● **Exercise details**:
Your task is to filter the data below down to the lines holding "Layout".

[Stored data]
::::
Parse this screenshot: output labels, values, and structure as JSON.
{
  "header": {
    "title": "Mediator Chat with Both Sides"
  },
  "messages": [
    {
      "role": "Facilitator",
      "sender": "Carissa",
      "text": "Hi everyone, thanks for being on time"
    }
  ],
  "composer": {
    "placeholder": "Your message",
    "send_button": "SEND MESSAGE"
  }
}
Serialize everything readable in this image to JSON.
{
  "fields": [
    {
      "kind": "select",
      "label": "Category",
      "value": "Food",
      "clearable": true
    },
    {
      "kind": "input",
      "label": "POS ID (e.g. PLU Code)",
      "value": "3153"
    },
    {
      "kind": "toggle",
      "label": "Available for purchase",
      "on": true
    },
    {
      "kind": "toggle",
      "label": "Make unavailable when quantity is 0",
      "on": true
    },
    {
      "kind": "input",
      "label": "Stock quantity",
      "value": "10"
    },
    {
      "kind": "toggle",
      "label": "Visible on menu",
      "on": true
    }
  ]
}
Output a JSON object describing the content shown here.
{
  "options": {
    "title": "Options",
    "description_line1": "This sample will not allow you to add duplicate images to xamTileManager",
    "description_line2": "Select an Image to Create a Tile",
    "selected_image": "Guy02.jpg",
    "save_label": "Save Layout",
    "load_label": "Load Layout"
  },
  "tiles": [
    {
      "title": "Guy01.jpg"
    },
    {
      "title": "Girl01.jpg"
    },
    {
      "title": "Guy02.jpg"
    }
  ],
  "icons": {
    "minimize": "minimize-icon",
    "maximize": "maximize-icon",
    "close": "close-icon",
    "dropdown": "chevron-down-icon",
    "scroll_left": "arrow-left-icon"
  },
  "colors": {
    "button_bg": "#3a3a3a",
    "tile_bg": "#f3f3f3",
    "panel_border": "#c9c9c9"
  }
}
::::
● **Correct response**:
    "save_label": "Save Layout",
    "load_label": "Load Layout"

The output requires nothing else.